> _Exercise prompt_
Filter the entries, keeping every line with the word "Height".

> _Records shown_
━━━━

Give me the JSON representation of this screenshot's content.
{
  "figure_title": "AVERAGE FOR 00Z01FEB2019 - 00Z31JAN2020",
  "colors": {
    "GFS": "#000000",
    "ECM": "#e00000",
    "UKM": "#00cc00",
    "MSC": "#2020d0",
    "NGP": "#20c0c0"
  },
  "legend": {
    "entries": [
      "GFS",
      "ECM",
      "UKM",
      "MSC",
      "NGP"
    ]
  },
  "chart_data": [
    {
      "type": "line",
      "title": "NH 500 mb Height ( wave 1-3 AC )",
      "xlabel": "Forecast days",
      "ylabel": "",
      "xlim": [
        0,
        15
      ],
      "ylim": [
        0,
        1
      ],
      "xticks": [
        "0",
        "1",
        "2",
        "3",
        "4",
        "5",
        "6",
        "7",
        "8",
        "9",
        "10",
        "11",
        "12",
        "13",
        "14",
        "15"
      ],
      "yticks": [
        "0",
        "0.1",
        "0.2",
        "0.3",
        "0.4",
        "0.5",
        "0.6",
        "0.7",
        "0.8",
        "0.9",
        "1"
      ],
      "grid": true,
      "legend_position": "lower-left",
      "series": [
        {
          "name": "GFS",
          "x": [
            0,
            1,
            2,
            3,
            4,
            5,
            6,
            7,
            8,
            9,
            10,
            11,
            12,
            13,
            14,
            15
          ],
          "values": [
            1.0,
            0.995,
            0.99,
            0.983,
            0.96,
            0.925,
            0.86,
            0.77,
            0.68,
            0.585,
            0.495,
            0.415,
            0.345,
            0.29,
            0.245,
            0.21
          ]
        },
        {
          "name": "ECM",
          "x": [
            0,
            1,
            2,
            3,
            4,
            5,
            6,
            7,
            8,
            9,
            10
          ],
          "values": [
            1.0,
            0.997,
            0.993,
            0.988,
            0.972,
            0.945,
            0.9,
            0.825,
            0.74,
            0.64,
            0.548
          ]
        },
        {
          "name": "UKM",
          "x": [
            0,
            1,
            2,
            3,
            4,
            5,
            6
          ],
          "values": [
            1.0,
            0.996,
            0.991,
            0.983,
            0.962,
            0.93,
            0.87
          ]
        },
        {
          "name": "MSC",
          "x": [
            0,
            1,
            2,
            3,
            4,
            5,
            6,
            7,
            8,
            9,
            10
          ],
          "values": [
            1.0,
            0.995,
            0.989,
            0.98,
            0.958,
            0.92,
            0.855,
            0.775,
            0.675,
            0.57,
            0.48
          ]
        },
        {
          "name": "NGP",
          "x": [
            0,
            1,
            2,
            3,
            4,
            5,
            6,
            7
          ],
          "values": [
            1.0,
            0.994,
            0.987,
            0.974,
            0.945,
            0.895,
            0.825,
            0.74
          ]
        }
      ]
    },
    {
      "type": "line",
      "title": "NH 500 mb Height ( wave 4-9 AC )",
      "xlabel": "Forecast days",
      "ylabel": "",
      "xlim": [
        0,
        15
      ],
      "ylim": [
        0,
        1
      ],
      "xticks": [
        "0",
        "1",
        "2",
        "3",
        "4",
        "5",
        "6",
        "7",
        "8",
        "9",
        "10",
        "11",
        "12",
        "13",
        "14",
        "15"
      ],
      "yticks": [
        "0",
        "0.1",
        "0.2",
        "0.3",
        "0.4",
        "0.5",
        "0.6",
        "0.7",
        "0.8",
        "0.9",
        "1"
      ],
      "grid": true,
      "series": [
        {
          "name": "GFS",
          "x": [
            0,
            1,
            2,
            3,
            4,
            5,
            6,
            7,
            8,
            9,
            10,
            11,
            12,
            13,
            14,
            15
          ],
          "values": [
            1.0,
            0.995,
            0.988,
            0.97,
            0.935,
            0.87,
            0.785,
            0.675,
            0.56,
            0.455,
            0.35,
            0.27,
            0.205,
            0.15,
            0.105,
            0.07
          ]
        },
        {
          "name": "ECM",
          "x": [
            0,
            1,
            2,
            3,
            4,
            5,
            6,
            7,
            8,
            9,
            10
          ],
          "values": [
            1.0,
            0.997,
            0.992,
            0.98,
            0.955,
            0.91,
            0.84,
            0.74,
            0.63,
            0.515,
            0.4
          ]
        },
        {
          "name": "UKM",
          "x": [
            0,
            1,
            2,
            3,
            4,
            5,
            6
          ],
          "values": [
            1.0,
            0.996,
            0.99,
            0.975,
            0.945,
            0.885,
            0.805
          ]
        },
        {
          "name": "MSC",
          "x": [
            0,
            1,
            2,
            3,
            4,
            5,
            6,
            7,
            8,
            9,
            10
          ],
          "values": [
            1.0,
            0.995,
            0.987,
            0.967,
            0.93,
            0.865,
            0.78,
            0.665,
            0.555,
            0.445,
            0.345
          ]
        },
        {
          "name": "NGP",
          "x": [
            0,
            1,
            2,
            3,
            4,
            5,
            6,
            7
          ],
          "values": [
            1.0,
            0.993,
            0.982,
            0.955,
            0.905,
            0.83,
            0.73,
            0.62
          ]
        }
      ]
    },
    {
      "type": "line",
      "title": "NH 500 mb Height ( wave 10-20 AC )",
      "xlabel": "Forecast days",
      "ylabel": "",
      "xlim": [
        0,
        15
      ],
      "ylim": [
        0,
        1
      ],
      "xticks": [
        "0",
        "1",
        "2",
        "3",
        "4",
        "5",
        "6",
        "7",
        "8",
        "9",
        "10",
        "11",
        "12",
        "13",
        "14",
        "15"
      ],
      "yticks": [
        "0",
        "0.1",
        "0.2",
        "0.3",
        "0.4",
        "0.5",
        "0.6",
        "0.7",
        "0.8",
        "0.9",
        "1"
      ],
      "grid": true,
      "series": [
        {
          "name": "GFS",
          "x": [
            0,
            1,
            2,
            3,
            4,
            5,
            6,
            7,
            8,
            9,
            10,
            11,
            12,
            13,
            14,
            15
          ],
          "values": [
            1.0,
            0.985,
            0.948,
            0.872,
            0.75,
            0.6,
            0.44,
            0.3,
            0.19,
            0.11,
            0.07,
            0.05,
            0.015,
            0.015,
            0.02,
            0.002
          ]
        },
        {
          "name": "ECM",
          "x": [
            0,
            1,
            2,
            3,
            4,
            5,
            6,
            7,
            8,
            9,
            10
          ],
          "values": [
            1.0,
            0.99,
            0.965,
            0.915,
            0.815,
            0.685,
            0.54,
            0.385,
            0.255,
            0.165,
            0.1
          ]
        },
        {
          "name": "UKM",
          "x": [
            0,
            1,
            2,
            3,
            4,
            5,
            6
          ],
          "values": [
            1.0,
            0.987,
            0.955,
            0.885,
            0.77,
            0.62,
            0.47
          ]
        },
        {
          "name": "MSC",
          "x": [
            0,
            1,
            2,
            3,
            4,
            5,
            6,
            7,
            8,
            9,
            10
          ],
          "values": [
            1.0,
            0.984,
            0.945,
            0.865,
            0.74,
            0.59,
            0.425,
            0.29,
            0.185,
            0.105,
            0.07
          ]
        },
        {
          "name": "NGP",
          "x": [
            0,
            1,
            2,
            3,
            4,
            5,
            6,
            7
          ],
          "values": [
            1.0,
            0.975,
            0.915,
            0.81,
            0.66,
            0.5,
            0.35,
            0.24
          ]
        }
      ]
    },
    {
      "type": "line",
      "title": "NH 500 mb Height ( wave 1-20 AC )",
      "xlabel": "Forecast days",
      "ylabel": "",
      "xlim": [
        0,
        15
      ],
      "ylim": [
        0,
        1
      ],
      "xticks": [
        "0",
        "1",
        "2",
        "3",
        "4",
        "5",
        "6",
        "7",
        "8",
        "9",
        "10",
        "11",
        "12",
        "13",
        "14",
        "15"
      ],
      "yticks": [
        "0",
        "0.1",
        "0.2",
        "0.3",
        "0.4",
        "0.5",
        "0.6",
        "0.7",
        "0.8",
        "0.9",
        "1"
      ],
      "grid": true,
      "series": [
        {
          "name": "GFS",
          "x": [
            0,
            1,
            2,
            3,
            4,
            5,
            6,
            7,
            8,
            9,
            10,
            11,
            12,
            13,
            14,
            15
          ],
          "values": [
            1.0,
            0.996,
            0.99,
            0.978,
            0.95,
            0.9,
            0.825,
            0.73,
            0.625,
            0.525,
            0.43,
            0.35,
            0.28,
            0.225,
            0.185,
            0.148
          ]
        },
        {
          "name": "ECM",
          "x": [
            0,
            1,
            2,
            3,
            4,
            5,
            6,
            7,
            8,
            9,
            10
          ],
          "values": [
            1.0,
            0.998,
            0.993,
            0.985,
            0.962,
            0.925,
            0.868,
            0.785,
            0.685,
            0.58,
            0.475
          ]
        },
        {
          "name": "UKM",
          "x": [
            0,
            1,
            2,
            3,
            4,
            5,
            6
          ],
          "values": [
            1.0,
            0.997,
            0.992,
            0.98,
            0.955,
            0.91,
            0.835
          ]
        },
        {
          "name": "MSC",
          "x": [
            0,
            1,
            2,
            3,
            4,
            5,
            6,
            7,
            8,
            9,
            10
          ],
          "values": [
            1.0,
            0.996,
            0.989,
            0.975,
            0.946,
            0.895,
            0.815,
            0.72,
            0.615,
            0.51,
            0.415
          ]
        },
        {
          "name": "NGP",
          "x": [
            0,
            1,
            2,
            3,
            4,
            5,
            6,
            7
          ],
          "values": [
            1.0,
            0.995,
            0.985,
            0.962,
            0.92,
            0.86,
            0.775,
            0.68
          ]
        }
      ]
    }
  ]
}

━━━━

> _Reply_
      "title": "NH 500 mb Height ( wave 1-3 AC )",
      "title": "NH 500 mb Height ( wave 4-9 AC )",
      "title": "NH 500 mb Height ( wave 10-20 AC )",
      "title": "NH 500 mb Height ( wave 1-20 AC )",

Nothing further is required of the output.